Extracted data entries
··········
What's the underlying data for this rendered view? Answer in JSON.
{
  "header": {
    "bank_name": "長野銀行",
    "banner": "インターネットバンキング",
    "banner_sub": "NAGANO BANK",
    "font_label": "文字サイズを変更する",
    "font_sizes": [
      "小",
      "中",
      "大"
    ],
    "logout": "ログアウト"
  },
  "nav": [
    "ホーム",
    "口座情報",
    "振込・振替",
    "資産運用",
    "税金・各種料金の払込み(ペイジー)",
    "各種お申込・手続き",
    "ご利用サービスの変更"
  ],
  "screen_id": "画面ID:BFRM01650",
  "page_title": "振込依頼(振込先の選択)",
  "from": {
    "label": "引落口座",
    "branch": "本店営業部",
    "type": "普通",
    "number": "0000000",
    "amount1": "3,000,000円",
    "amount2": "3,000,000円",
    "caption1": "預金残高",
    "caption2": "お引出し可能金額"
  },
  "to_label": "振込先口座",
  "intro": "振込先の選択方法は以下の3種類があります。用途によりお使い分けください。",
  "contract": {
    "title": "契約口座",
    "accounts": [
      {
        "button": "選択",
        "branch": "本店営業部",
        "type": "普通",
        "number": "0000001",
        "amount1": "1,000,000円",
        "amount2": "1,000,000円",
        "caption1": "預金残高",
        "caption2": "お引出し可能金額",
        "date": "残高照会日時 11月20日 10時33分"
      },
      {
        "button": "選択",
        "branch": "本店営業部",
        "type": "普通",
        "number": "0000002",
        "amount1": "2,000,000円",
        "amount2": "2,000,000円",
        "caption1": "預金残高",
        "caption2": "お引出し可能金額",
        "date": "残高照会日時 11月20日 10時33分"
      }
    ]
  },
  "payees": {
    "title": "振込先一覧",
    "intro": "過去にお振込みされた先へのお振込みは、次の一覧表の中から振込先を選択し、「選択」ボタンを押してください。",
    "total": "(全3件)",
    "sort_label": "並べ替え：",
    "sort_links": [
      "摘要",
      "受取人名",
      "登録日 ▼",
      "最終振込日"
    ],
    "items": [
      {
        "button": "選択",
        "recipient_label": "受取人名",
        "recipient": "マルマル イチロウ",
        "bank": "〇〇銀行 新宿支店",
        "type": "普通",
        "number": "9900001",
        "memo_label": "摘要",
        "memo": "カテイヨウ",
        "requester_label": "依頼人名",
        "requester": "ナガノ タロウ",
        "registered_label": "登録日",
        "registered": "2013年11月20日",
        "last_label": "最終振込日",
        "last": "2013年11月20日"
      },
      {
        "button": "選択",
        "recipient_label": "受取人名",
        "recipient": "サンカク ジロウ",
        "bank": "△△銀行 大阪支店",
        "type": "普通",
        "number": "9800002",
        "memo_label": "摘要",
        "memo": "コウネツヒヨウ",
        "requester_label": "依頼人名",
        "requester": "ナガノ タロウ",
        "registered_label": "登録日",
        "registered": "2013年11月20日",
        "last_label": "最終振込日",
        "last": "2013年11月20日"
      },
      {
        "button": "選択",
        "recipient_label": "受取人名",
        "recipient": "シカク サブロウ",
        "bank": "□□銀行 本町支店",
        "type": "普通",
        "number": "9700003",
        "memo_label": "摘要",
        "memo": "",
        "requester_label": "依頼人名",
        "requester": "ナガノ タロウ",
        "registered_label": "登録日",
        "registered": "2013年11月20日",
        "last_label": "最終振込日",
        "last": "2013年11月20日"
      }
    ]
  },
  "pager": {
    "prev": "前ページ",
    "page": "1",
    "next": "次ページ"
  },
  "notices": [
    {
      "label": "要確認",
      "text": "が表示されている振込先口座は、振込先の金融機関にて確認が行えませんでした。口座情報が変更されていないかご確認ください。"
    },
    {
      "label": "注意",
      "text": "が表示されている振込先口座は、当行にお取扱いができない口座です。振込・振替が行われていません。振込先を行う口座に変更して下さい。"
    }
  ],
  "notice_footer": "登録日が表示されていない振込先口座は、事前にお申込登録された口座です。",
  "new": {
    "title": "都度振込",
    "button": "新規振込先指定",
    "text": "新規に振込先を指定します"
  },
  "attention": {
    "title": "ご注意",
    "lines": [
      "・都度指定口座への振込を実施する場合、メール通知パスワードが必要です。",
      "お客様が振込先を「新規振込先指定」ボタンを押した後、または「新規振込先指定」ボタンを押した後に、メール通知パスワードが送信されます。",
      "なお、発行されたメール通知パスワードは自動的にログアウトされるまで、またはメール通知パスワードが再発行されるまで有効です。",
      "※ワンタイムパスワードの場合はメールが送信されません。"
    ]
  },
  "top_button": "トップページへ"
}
··········
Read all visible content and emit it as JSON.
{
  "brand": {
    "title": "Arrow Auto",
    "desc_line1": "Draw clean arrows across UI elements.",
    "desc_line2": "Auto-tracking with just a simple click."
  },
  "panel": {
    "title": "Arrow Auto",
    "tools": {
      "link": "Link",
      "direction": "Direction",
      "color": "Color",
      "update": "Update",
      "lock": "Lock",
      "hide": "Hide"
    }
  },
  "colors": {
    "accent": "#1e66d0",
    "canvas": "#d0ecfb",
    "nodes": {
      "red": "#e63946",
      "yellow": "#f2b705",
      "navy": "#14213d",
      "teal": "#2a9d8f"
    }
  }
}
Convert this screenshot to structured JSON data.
··········
Print only the run of lines that begins with the line containing "Read all visible content and emit it as JSON." and ends with the line containing "Convert this screenshot", both included, exactly as they read.

● **The solution**:
Read all visible content and emit it as JSON.
{
  "brand": {
    "title": "Arrow Auto",
    "desc_line1": "Draw clean arrows across UI elements.",
    "desc_line2": "Auto-tracking with just a simple click."
  },
  "panel": {
    "title": "Arrow Auto",
    "tools": {
      "link": "Link",
      "direction": "Direction",
      "color": "Color",
      "update": "Update",
      "lock": "Lock",
      "hide": "Hide"
    }
  },
  "colors": {
    "accent": "#1e66d0",
    "canvas": "#d0ecfb",
    "nodes": {
      "red": "#e63946",
      "yellow": "#f2b705",
      "navy": "#14213d",
      "teal": "#2a9d8f"
    }
  }
}
Convert this screenshot to structured JSON data.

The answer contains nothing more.